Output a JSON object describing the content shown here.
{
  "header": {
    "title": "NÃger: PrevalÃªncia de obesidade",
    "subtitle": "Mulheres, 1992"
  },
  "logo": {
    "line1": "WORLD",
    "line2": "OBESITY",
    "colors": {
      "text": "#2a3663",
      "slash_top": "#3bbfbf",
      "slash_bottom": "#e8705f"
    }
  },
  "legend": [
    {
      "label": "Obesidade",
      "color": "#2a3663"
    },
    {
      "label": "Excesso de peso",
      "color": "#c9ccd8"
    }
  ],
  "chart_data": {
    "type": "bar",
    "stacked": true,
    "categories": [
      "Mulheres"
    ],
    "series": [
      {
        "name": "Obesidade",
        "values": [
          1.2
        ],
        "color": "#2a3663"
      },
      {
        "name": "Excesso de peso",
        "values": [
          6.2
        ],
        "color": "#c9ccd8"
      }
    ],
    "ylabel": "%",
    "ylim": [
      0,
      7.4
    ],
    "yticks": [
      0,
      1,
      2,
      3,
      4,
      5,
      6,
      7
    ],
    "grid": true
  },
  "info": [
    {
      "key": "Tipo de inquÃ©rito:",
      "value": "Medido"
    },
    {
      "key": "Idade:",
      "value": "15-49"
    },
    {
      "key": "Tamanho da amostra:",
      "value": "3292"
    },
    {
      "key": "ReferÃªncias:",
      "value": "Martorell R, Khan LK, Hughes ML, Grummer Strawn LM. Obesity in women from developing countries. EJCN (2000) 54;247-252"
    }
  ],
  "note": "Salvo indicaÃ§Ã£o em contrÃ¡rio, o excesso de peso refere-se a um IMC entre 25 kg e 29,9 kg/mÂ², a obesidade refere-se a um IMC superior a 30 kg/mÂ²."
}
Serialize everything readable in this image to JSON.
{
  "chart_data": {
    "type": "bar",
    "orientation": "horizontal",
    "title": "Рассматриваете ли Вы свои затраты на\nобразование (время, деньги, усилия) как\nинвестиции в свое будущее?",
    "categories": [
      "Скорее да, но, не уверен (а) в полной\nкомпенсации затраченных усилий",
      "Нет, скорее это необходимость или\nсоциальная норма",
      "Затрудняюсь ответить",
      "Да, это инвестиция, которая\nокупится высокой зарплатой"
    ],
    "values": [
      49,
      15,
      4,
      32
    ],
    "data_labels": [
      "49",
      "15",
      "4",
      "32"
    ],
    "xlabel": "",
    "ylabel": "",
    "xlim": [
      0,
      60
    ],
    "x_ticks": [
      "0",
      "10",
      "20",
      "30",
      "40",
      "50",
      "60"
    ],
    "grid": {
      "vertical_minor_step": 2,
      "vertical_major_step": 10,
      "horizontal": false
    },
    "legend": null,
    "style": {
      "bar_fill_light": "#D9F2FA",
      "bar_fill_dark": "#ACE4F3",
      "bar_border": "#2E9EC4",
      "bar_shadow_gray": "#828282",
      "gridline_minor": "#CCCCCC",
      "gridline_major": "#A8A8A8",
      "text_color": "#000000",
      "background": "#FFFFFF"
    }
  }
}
☆ ☆ ☆ ☆ ☆ ☆ ☆
Starting from the line containing "Serialize everything readable" and ending with the final line of the data, reproduce each line exactly as it appears, including no other lines.

Serialize everything readable in this image to JSON.
{
  "chart_data": {
    "type": "bar",
    "orientation": "horizontal",
    "title": "Рассматриваете ли Вы свои затраты на\nобразование (время, деньги, усилия) как\nинвестиции в свое будущее?",
    "categories": [
      "Скорее да, но, не уверен (а) в полной\nкомпенсации затраченных усилий",
      "Нет, скорее это необходимость или\nсоциальная норма",
      "Затрудняюсь ответить",
      "Да, это инвестиция, которая\nокупится высокой зарплатой"
    ],
    "values": [
      49,
      15,
      4,
      32
    ],
    "data_labels": [
      "49",
      "15",
      "4",
      "32"
    ],
    "xlabel": "",
    "ylabel": "",
    "xlim": [
      0,
      60
    ],
    "x_ticks": [
      "0",
      "10",
      "20",
      "30",
      "40",
      "50",
      "60"
    ],
    "grid": {
      "vertical_minor_step": 2,
      "vertical_major_step": 10,
      "horizontal": false
    },
    "legend": null,
    "style": {
      "bar_fill_light": "#D9F2FA",
      "bar_fill_dark": "#ACE4F3",
      "bar_border": "#2E9EC4",
      "bar_shadow_gray": "#828282",
      "gridline_minor": "#CCCCCC",
      "gridline_major": "#A8A8A8",
      "text_color": "#000000",
      "background": "#FFFFFF"
    }
  }
}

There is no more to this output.